▼

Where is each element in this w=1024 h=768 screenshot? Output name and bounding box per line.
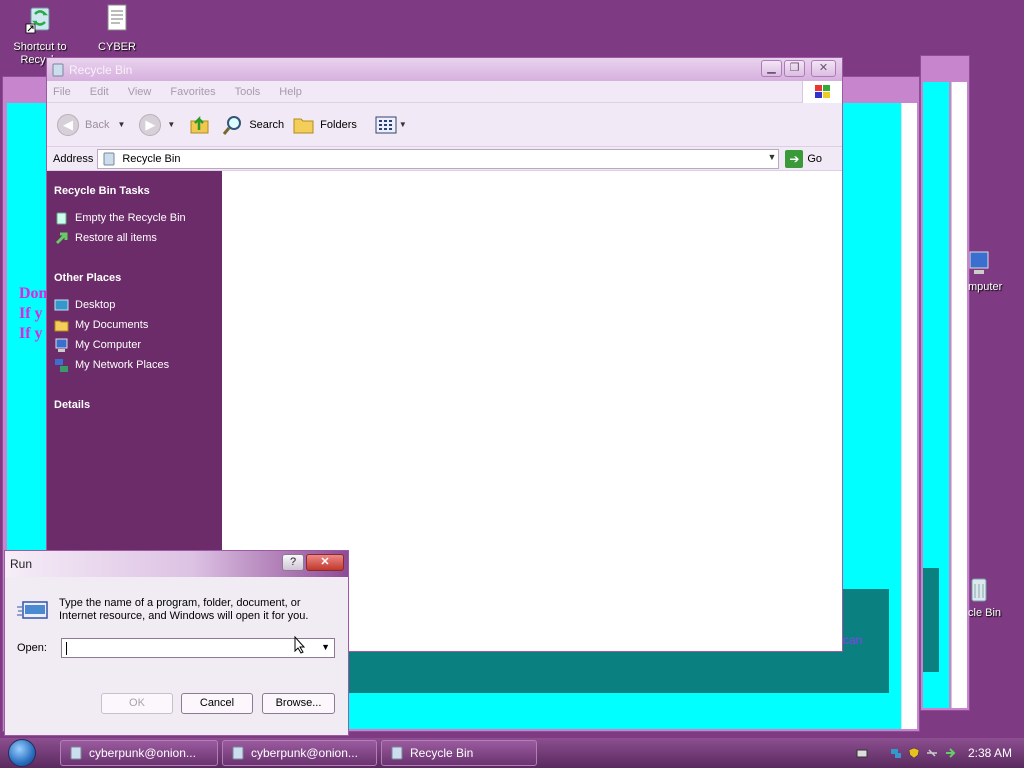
window-title: Recycle Bin — [69, 62, 133, 77]
computer-icon — [969, 251, 989, 274]
chevron-down-icon[interactable]: ▼ — [767, 152, 776, 162]
address-label: Address — [53, 152, 94, 165]
up-folder-icon — [190, 115, 209, 133]
taskbar-item[interactable]: cyberpunk@onion... — [222, 740, 377, 766]
partial-text-line: If y — [19, 305, 43, 322]
chevron-down-icon[interactable]: ▼ — [117, 120, 125, 129]
close-button[interactable]: ✕ — [811, 60, 836, 77]
clock[interactable]: 2:38 AM — [968, 746, 1012, 760]
partial-text-line: If y — [19, 325, 43, 342]
system-tray: 2:38 AM — [856, 738, 1024, 768]
menu-favorites[interactable]: Favorites — [170, 86, 215, 98]
ok-button[interactable]: OK — [101, 693, 173, 714]
network-icon[interactable] — [890, 747, 902, 759]
shield-icon[interactable] — [908, 747, 920, 759]
partial-text-line: Don — [19, 285, 48, 302]
close-button[interactable]: ✕ — [306, 554, 344, 571]
recycle-bin-icon — [391, 746, 403, 760]
cancel-button[interactable]: Cancel — [181, 693, 253, 714]
address-input[interactable]: Recycle Bin ▼ — [97, 148, 780, 169]
taskbar: cyberpunk@onion... cyberpunk@onion... Re… — [0, 738, 1024, 768]
mouse-cursor-icon — [294, 636, 306, 654]
folder-icon — [293, 118, 314, 133]
text-caret — [66, 642, 67, 655]
empty-recycle-bin-link[interactable]: Empty the Recycle Bin — [54, 208, 222, 228]
computer-icon — [55, 338, 68, 352]
run-description: Type the name of a program, folder, docu… — [59, 597, 309, 622]
go-button[interactable]: ➔ Go — [785, 149, 822, 168]
desktop-icon-my-computer[interactable]: mputer — [968, 250, 1002, 293]
my-documents-icon — [54, 320, 69, 331]
views-button[interactable]: ▼ — [375, 116, 413, 134]
browse-button[interactable]: Browse... — [262, 693, 335, 714]
open-label: Open: — [17, 642, 47, 654]
task-section-title[interactable]: Other Places — [54, 272, 222, 284]
chevron-down-icon[interactable]: ▼ — [167, 120, 175, 129]
title-bar[interactable]: Recycle Bin ▁ ❐ ✕ — [47, 58, 842, 81]
restore-arrow-icon — [55, 232, 68, 244]
chevron-down-icon[interactable]: ▼ — [321, 642, 330, 652]
network-icon — [55, 358, 68, 372]
recycle-bin-icon — [103, 152, 115, 165]
help-button[interactable]: ? — [282, 554, 304, 571]
back-button[interactable]: ◀ Back ▼ — [57, 113, 131, 136]
menu-tools[interactable]: Tools — [235, 86, 261, 98]
menu-help[interactable]: Help — [279, 86, 302, 98]
address-bar: Address Recycle Bin ▼ ➔ Go — [47, 147, 842, 171]
recycle-bin-icon — [232, 746, 244, 760]
up-folder-button[interactable] — [189, 114, 211, 136]
desktop-icon — [54, 299, 69, 310]
recycle-bin-icon — [52, 63, 64, 76]
forward-arrow-icon: ▶ — [139, 113, 162, 136]
keyboard-icon[interactable] — [856, 747, 868, 759]
views-icon — [375, 116, 397, 133]
run-title: Run — [10, 557, 33, 571]
scrollbar[interactable] — [951, 82, 967, 708]
other-places-desktop[interactable]: Desktop — [54, 295, 222, 315]
menu-edit[interactable]: Edit — [90, 86, 109, 98]
other-places-my-documents[interactable]: My Documents — [54, 315, 222, 335]
windows-orb-icon — [8, 739, 36, 767]
recycle-bin-icon — [70, 746, 82, 760]
background-window-right — [920, 55, 970, 711]
recycle-bin-icon — [56, 212, 67, 224]
run-title-bar[interactable]: Run ? ✕ — [5, 551, 348, 577]
menu-view[interactable]: View — [128, 86, 152, 98]
chevron-down-icon: ▼ — [398, 120, 407, 129]
recycle-bin-icon — [25, 7, 50, 34]
run-icon — [17, 601, 48, 619]
maximize-button[interactable]: ❐ — [784, 60, 805, 77]
taskbar-item-recycle-bin[interactable]: Recycle Bin — [381, 740, 537, 766]
search-button[interactable]: Search — [221, 113, 284, 137]
task-section-title[interactable]: Details — [54, 399, 222, 411]
desktop-icon-cyber[interactable]: CYBER — [77, 2, 157, 54]
folders-button[interactable]: Folders — [292, 114, 357, 136]
toolbar: ◀ Back ▼ ▶ ▼ Search Folders ▼ — [47, 103, 842, 147]
start-button[interactable] — [0, 738, 44, 768]
safely-remove-icon[interactable] — [944, 747, 956, 759]
taskbar-item[interactable]: cyberpunk@onion... — [60, 740, 218, 766]
go-arrow-icon: ➔ — [785, 149, 804, 168]
other-places-my-computer[interactable]: My Computer — [54, 335, 222, 355]
menu-file[interactable]: File — [53, 86, 71, 98]
connection-icon[interactable] — [926, 747, 938, 759]
restore-all-items-link[interactable]: Restore all items — [54, 228, 222, 248]
forward-button[interactable]: ▶ ▼ — [139, 113, 181, 136]
scrollbar[interactable] — [901, 103, 917, 729]
other-places-my-network-places[interactable]: My Network Places — [54, 355, 222, 375]
windows-logo-icon — [802, 81, 842, 103]
desktop-icon-recycle-bin[interactable]: cle Bin — [968, 576, 1001, 619]
partial-text: can — [843, 633, 863, 647]
back-arrow-icon: ◀ — [57, 113, 79, 136]
document-icon — [107, 4, 127, 31]
search-icon — [223, 115, 242, 135]
menu-bar: File Edit View Favorites Tools Help — [47, 81, 842, 103]
task-section-title[interactable]: Recycle Bin Tasks — [54, 185, 222, 197]
minimize-button[interactable]: ▁ — [761, 60, 782, 77]
recycle-bin-icon — [971, 578, 987, 602]
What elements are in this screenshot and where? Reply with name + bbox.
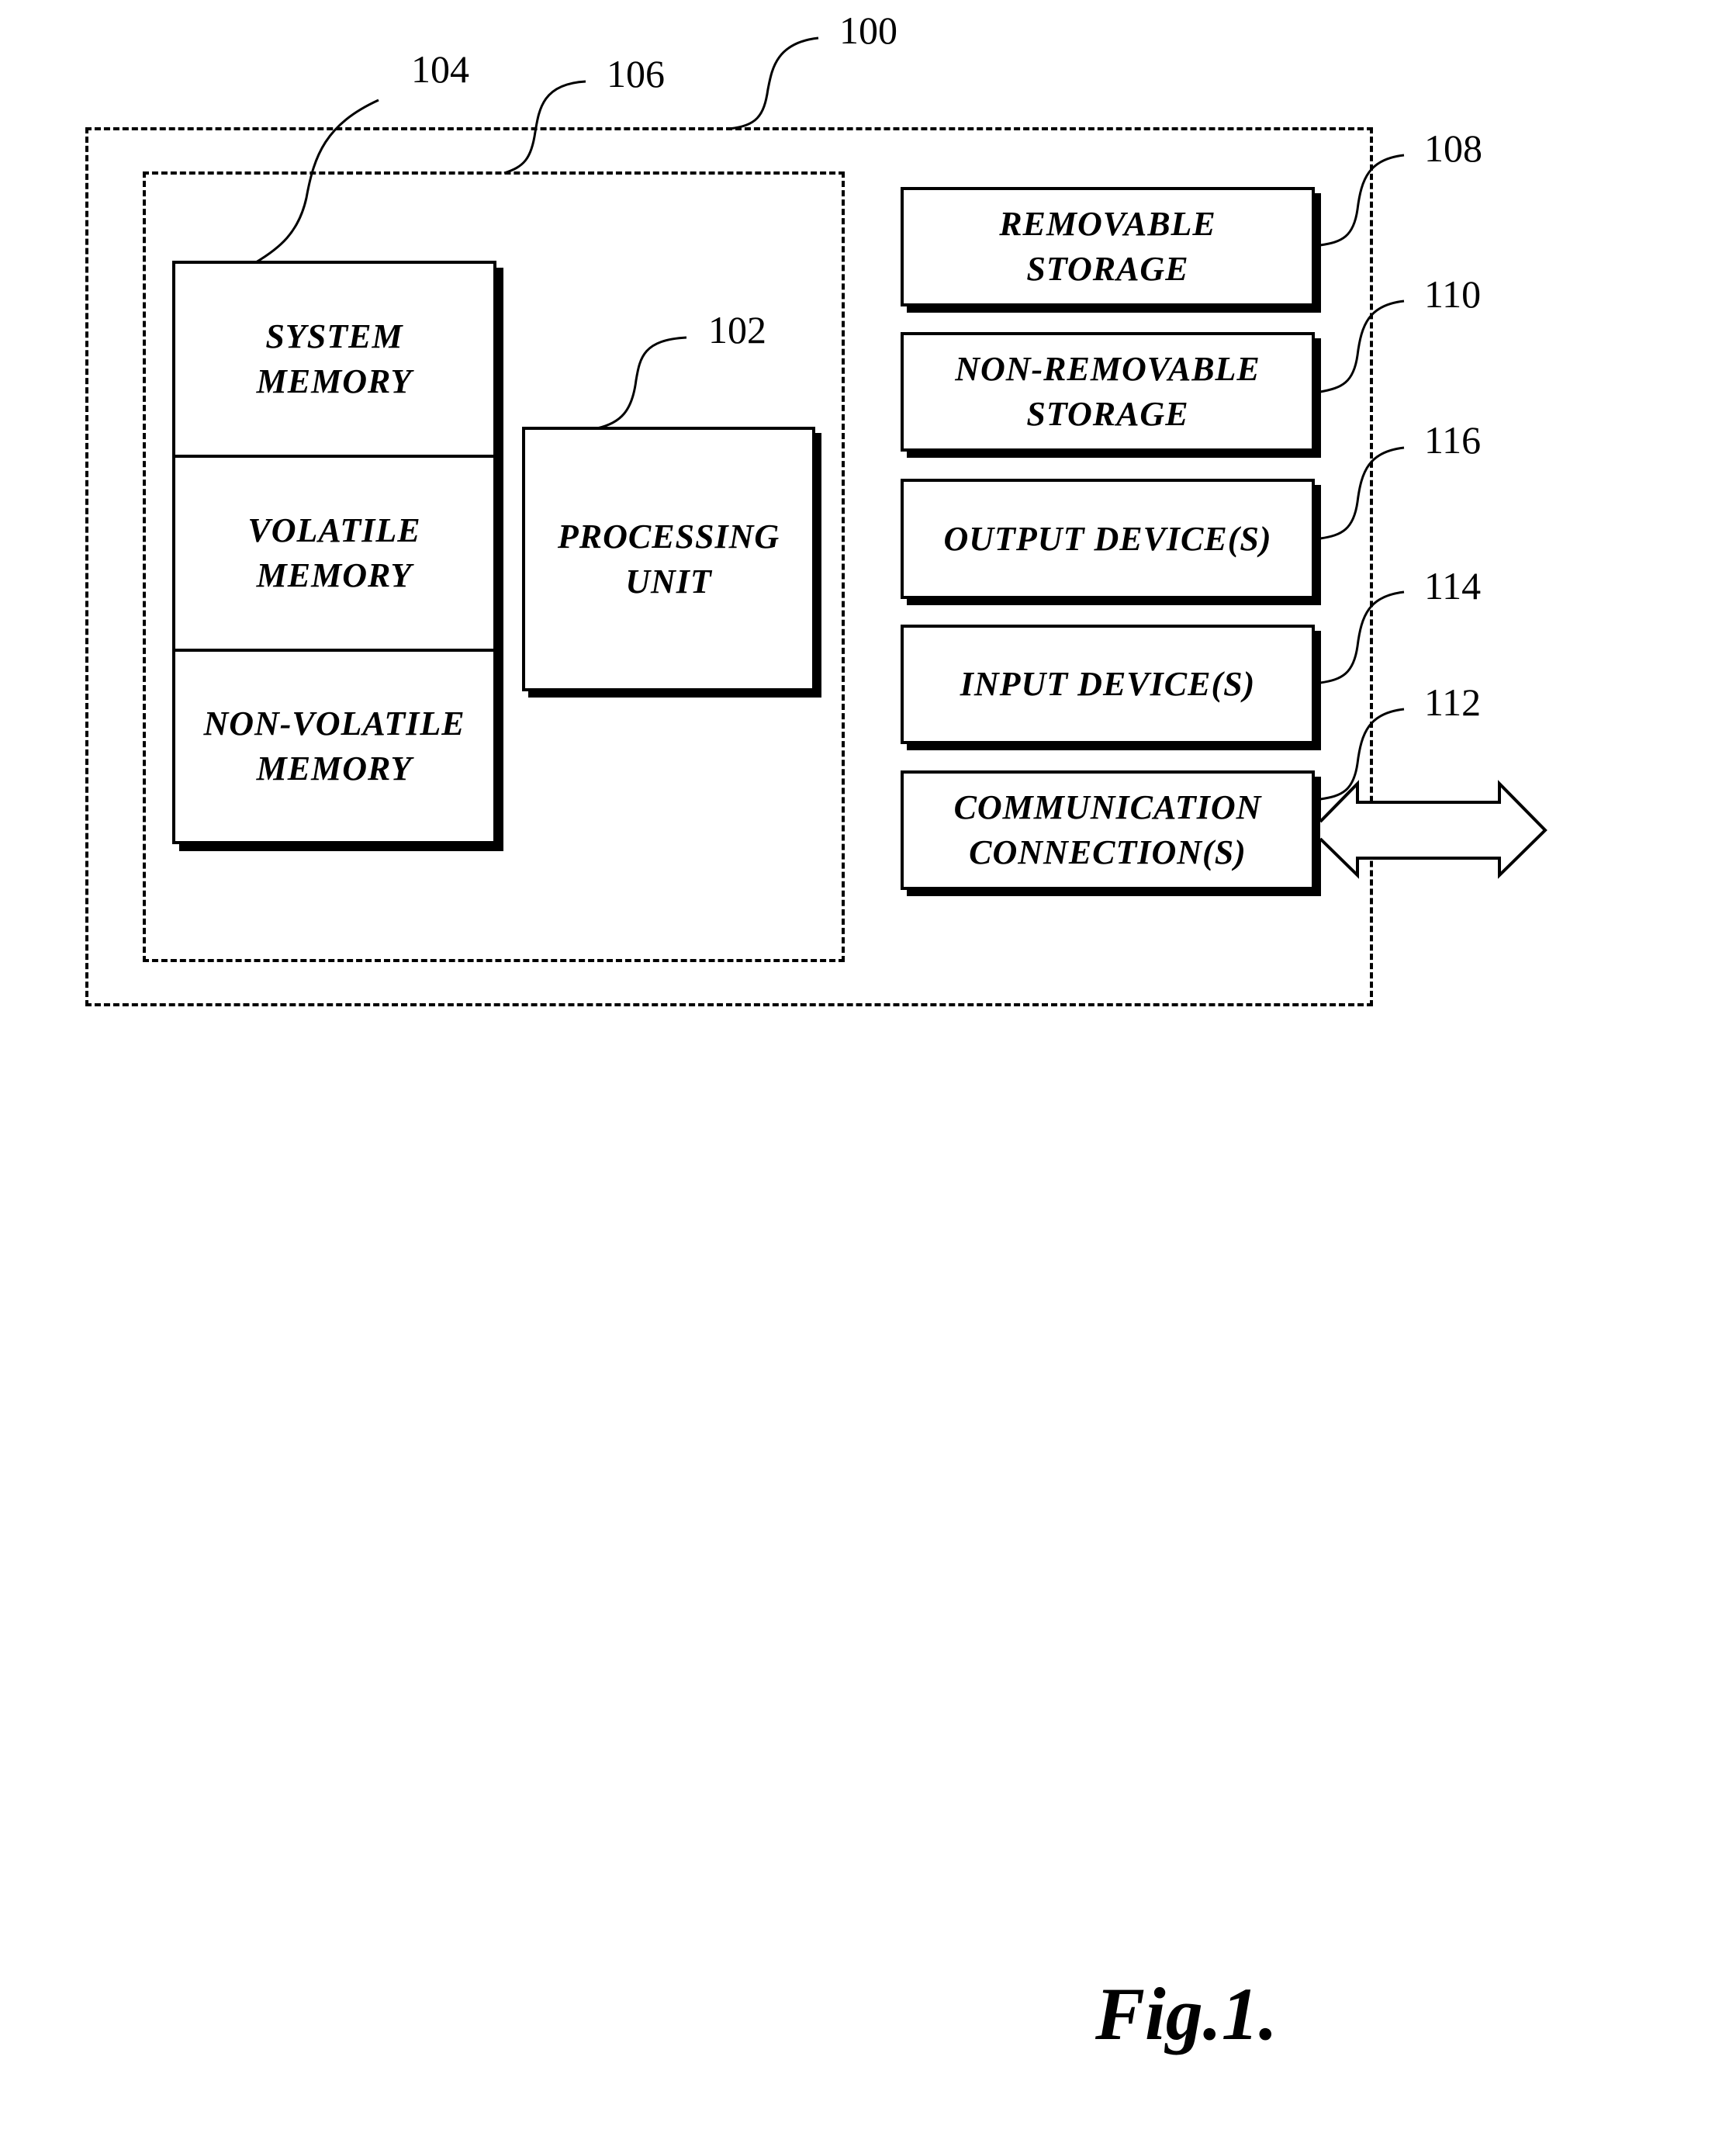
leader-lines-layer: [255, 36, 1548, 879]
leader-line-114: [1319, 590, 1405, 684]
ref-106: 106: [607, 52, 665, 95]
ref-102: 102: [708, 308, 766, 351]
ref-116: 116: [1424, 418, 1482, 462]
leader-line-112: [1319, 708, 1405, 801]
leader-line-116: [1319, 446, 1405, 540]
ref-110: 110: [1424, 272, 1482, 316]
ref-108: 108: [1424, 126, 1482, 170]
ref-112: 112: [1424, 680, 1482, 724]
leader-line-102: [597, 336, 687, 430]
figure-caption: Fig.1.: [1095, 1972, 1278, 2055]
leader-line-108: [1319, 154, 1405, 247]
leader-line-100: [728, 36, 819, 130]
leader-line-110: [1319, 299, 1405, 393]
ref-100: 100: [839, 9, 897, 52]
patent-figure: SYSTEM MEMORY VOLATILE MEMORY NON-VOLATI…: [0, 0, 1736, 2150]
ref-104: 104: [411, 47, 469, 91]
leader-line-106: [503, 80, 586, 175]
leader-line-104: [255, 99, 379, 264]
ref-114: 114: [1424, 564, 1482, 608]
double-headed-arrow-icon: [1319, 780, 1548, 879]
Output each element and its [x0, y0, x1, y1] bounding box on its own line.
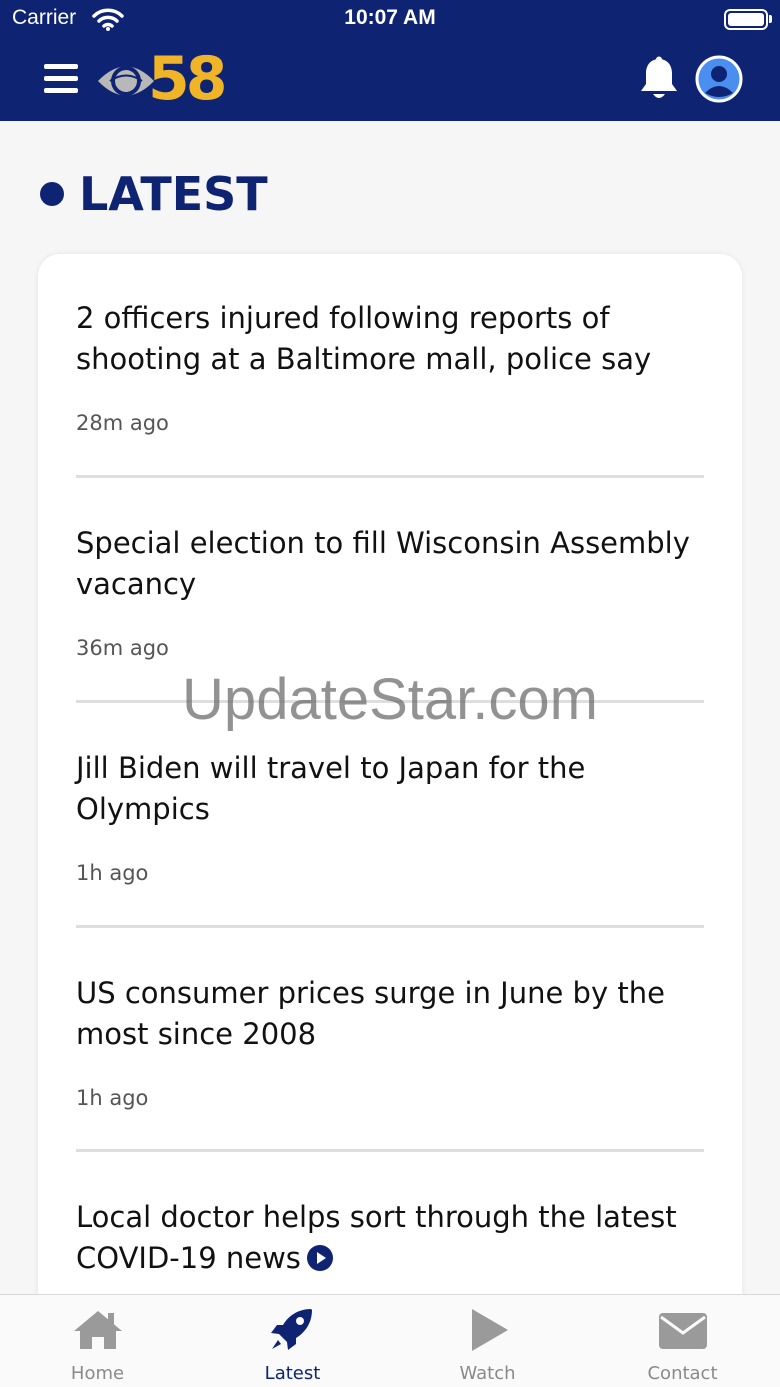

▲

**Consigne:** Recopiez mot pour mot toutes les lignes de l'ensemble des entrées ci-dessus, en omettant les images.

**Résultat ci-dessous:**
Where is each element in this w=1024 h=768 screenshot? Output name and bounding box per line.
window-title: Recycle Bin — [69, 62, 133, 77]
computer-icon — [969, 251, 989, 274]
chevron-down-icon[interactable]: ▼ — [767, 152, 776, 162]
address-label: Address — [53, 152, 94, 165]
up-folder-icon — [190, 115, 209, 133]
taskbar-item[interactable]: cyberpunk@onion... — [222, 740, 377, 766]
partial-text-line: If y — [19, 305, 43, 322]
chevron-down-icon[interactable]: ▼ — [117, 120, 125, 129]
close-button[interactable]: ✕ — [811, 60, 836, 77]
clock[interactable]: 2:38 AM — [968, 746, 1012, 760]
partial-text-line: If y — [19, 325, 43, 342]
system-tray: 2:38 AM — [856, 738, 1024, 768]
menu-favorites[interactable]: Favorites — [170, 86, 215, 98]
ok-button[interactable]: OK — [101, 693, 173, 714]
network-icon[interactable] — [890, 747, 902, 759]
shield-icon[interactable] — [908, 747, 920, 759]
partial-text-line: Don — [19, 285, 48, 302]
close-button[interactable]: ✕ — [306, 554, 344, 571]
recycle-bin-icon — [391, 746, 403, 760]
cancel-button[interactable]: Cancel — [181, 693, 253, 714]
address-input[interactable]: Recycle Bin ▼ — [97, 148, 780, 169]
taskbar: cyberpunk@onion... cyberpunk@onion... Re… — [0, 738, 1024, 768]
mouse-cursor-icon — [294, 636, 306, 654]
folder-icon — [293, 118, 314, 133]
text-caret — [66, 642, 67, 655]
empty-recycle-bin-link[interactable]: Empty the Recycle Bin — [54, 208, 222, 228]
computer-icon — [55, 338, 68, 352]
run-description: Type the name of a program, folder, docu… — [59, 597, 309, 622]
go-button[interactable]: ➔ Go — [785, 149, 822, 168]
desktop-icon-my-computer[interactable]: mputer — [968, 250, 1002, 293]
my-documents-icon — [54, 320, 69, 331]
views-button[interactable]: ▼ — [375, 116, 413, 134]
browse-button[interactable]: Browse... — [262, 693, 335, 714]
open-label: Open: — [17, 642, 47, 654]
task-section-title[interactable]: Other Places — [54, 272, 222, 284]
chevron-down-icon[interactable]: ▼ — [167, 120, 175, 129]
title-bar[interactable]: Recycle Bin ▁ ❐ ✕ — [47, 58, 842, 81]
restore-arrow-icon — [55, 232, 68, 244]
chevron-down-icon[interactable]: ▼ — [321, 642, 330, 652]
network-icon — [55, 358, 68, 372]
recycle-bin-icon — [103, 152, 115, 165]
help-button[interactable]: ? — [282, 554, 304, 571]
back-button[interactable]: ◀ Back ▼ — [57, 113, 131, 136]
menu-tools[interactable]: Tools — [235, 86, 261, 98]
menu-help[interactable]: Help — [279, 86, 302, 98]
address-bar: Address Recycle Bin ▼ ➔ Go — [47, 147, 842, 171]
recycle-bin-icon — [232, 746, 244, 760]
up-folder-button[interactable] — [189, 114, 211, 136]
desktop-icon — [54, 299, 69, 310]
recycle-bin-icon — [52, 63, 64, 76]
forward-arrow-icon: ▶ — [139, 113, 162, 136]
keyboard-icon[interactable] — [856, 747, 868, 759]
views-icon — [375, 116, 397, 133]
run-title: Run — [10, 557, 33, 571]
scrollbar[interactable] — [951, 82, 967, 708]
other-places-desktop[interactable]: Desktop — [54, 295, 222, 315]
menu-edit[interactable]: Edit — [90, 86, 109, 98]
other-places-my-documents[interactable]: My Documents — [54, 315, 222, 335]
windows-orb-icon — [8, 739, 36, 767]
recycle-bin-icon — [70, 746, 82, 760]
background-window-right — [920, 55, 970, 711]
recycle-bin-icon — [56, 212, 67, 224]
run-title-bar[interactable]: Run ? ✕ — [5, 551, 348, 577]
menu-view[interactable]: View — [128, 86, 152, 98]
chevron-down-icon: ▼ — [398, 120, 407, 129]
recycle-bin-icon — [25, 7, 50, 34]
run-icon — [17, 601, 48, 619]
maximize-button[interactable]: ❐ — [784, 60, 805, 77]
taskbar-item-recycle-bin[interactable]: Recycle Bin — [381, 740, 537, 766]
search-button[interactable]: Search — [221, 113, 284, 137]
task-section-title[interactable]: Details — [54, 399, 222, 411]
desktop-icon-cyber[interactable]: CYBER — [77, 2, 157, 54]
folders-button[interactable]: Folders — [292, 114, 357, 136]
toolbar: ◀ Back ▼ ▶ ▼ Search Folders ▼ — [47, 103, 842, 147]
start-button[interactable] — [0, 738, 44, 768]
safely-remove-icon[interactable] — [944, 747, 956, 759]
taskbar-item[interactable]: cyberpunk@onion... — [60, 740, 218, 766]
go-arrow-icon: ➔ — [785, 149, 804, 168]
other-places-my-computer[interactable]: My Computer — [54, 335, 222, 355]
menu-file[interactable]: File — [53, 86, 71, 98]
connection-icon[interactable] — [926, 747, 938, 759]
restore-all-items-link[interactable]: Restore all items — [54, 228, 222, 248]
forward-button[interactable]: ▶ ▼ — [139, 113, 181, 136]
scrollbar[interactable] — [901, 103, 917, 729]
other-places-my-network-places[interactable]: My Network Places — [54, 355, 222, 375]
windows-logo-icon — [802, 81, 842, 103]
desktop-icon-recycle-bin[interactable]: cle Bin — [968, 576, 1001, 619]
partial-text: can — [843, 633, 863, 647]
back-arrow-icon: ◀ — [57, 113, 79, 136]
document-icon — [107, 4, 127, 31]
search-icon — [223, 115, 242, 135]
menu-bar: File Edit View Favorites Tools Help — [47, 81, 842, 103]
task-section-title[interactable]: Recycle Bin Tasks — [54, 185, 222, 197]
minimize-button[interactable]: ▁ — [761, 60, 782, 77]
recycle-bin-icon — [971, 578, 987, 602]
What elements are in this screenshot and where? Reply with name + bbox.
leader-lines-layer: [255, 36, 1548, 879]
leader-line-114: [1319, 590, 1405, 684]
ref-106: 106: [607, 52, 665, 95]
ref-102: 102: [708, 308, 766, 351]
ref-116: 116: [1424, 418, 1482, 462]
leader-line-112: [1319, 708, 1405, 801]
leader-line-116: [1319, 446, 1405, 540]
ref-110: 110: [1424, 272, 1482, 316]
ref-108: 108: [1424, 126, 1482, 170]
ref-112: 112: [1424, 680, 1482, 724]
leader-line-102: [597, 336, 687, 430]
figure-caption: Fig.1.: [1095, 1972, 1278, 2055]
leader-line-108: [1319, 154, 1405, 247]
leader-line-100: [728, 36, 819, 130]
leader-line-110: [1319, 299, 1405, 393]
ref-100: 100: [839, 9, 897, 52]
patent-figure: SYSTEM MEMORY VOLATILE MEMORY NON-VOLATI…: [0, 0, 1736, 2150]
ref-104: 104: [411, 47, 469, 91]
leader-line-106: [503, 80, 586, 175]
leader-line-104: [255, 99, 379, 264]
ref-114: 114: [1424, 564, 1482, 608]
double-headed-arrow-icon: [1319, 780, 1548, 879]
Output each element and its [x0, y0, x1, y1] bounding box on its own line.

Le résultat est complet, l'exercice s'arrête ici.